» Work instructions
Retype exactly the stretch of lines that begins at the line containing "What's the underlying" and ends at the last line of the data, with no other lines.

» Task input
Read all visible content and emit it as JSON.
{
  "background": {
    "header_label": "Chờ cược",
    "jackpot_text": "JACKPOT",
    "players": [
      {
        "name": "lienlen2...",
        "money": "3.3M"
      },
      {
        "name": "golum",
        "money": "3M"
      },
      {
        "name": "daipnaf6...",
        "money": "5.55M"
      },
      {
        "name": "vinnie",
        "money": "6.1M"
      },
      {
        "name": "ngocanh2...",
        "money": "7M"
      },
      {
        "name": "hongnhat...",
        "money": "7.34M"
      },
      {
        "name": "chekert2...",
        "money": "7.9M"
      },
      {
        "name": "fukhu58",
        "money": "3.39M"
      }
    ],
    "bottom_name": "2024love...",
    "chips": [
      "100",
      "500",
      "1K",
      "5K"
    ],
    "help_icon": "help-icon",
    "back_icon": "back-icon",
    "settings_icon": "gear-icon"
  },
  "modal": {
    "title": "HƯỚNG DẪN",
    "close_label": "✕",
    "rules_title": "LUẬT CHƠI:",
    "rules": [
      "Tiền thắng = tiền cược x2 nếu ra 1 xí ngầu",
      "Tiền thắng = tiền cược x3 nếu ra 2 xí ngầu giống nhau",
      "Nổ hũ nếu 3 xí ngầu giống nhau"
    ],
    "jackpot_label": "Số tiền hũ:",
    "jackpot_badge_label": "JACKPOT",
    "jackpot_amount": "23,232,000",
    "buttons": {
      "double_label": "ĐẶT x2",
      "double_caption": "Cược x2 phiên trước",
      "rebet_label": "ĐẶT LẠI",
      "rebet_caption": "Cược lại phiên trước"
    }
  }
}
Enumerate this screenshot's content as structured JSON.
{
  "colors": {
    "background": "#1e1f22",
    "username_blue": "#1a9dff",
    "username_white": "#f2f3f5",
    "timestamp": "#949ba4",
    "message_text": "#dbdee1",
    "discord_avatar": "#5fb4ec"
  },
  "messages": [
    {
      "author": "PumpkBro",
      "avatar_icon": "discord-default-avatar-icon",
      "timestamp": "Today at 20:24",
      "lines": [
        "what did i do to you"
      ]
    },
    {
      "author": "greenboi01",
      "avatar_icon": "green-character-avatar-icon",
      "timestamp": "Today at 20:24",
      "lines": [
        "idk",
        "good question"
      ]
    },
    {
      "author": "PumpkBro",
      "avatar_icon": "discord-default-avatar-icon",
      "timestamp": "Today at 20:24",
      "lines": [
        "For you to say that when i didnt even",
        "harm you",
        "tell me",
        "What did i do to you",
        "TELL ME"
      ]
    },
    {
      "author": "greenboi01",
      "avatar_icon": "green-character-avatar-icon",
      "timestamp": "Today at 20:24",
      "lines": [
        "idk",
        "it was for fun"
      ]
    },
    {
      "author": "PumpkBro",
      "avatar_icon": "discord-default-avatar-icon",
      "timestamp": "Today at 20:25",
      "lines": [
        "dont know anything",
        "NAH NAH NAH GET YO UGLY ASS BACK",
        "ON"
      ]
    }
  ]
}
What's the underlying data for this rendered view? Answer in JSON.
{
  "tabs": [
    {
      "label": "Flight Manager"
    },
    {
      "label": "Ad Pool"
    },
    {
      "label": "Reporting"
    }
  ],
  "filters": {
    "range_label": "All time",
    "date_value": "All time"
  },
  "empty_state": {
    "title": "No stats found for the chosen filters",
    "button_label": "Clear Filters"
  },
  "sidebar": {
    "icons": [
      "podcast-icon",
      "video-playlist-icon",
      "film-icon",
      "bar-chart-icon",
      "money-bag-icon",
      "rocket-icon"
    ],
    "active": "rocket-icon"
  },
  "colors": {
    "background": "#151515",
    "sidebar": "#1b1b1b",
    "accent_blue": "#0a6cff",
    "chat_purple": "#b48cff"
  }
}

» Exercise response
What's the underlying data for this rendered view? Answer in JSON.
{
  "tabs": [
    {
      "label": "Flight Manager"
    },
    {
      "label": "Ad Pool"
    },
    {
      "label": "Reporting"
    }
  ],
  "filters": {
    "range_label": "All time",
    "date_value": "All time"
  },
  "empty_state": {
    "title": "No stats found for the chosen filters",
    "button_label": "Clear Filters"
  },
  "sidebar": {
    "icons": [
      "podcast-icon",
      "video-playlist-icon",
      "film-icon",
      "bar-chart-icon",
      "money-bag-icon",
      "rocket-icon"
    ],
    "active": "rocket-icon"
  },
  "colors": {
    "background": "#151515",
    "sidebar": "#1b1b1b",
    "accent_blue": "#0a6cff",
    "chat_purple": "#b48cff"
  }
}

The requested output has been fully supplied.